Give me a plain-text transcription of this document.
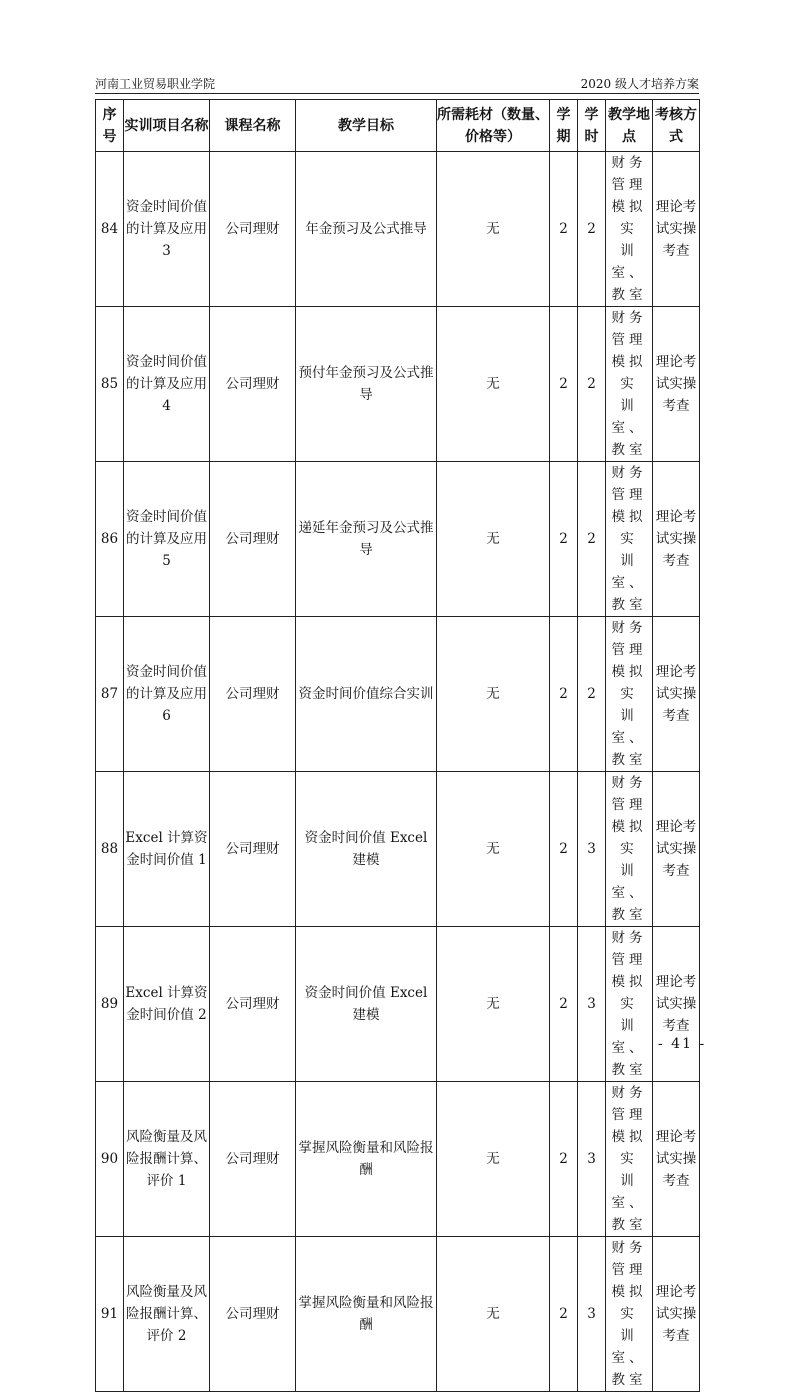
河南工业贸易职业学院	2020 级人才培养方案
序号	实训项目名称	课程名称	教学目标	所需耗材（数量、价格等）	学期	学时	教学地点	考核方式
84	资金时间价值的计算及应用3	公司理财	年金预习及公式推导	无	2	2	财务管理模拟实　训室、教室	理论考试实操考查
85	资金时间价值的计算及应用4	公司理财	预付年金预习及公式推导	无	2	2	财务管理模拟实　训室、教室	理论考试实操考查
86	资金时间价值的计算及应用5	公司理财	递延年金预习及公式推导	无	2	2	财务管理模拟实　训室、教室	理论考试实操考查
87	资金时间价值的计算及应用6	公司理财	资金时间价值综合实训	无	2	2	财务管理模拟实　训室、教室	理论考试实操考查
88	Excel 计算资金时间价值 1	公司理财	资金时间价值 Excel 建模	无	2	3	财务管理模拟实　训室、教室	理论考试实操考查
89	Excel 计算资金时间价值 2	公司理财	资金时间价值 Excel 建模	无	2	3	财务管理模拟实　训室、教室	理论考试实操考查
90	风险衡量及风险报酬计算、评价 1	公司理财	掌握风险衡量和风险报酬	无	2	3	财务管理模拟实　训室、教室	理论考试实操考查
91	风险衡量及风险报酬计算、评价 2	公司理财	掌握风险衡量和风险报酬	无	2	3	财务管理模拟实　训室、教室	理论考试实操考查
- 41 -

|---|

- OBJECTIVE
Exact duplication of all the records is required; pictures are omitted from the copy.

- RESULT OF THE EXERCISE
Give me a plain-text transcription of this document.
河南工业贸易职业学院	2020 级人才培养方案
序号	实训项目名称	课程名称	教学目标	所需耗材（数量、价格等）	学期	学时	教学地点	考核方式
84	资金时间价值的计算及应用3	公司理财	年金预习及公式推导	无	2	2	财务管理模拟实　训室、教室	理论考试实操考查
85	资金时间价值的计算及应用4	公司理财	预付年金预习及公式推导	无	2	2	财务管理模拟实　训室、教室	理论考试实操考查
86	资金时间价值的计算及应用5	公司理财	递延年金预习及公式推导	无	2	2	财务管理模拟实　训室、教室	理论考试实操考查
87	资金时间价值的计算及应用6	公司理财	资金时间价值综合实训	无	2	2	财务管理模拟实　训室、教室	理论考试实操考查
88	Excel 计算资金时间价值 1	公司理财	资金时间价值 Excel 建模	无	2	3	财务管理模拟实　训室、教室	理论考试实操考查
89	Excel 计算资金时间价值 2	公司理财	资金时间价值 Excel 建模	无	2	3	财务管理模拟实　训室、教室	理论考试实操考查
90	风险衡量及风险报酬计算、评价 1	公司理财	掌握风险衡量和风险报酬	无	2	3	财务管理模拟实　训室、教室	理论考试实操考查
91	风险衡量及风险报酬计算、评价 2	公司理财	掌握风险衡量和风险报酬	无	2	3	财务管理模拟实　训室、教室	理论考试实操考查
- 41 -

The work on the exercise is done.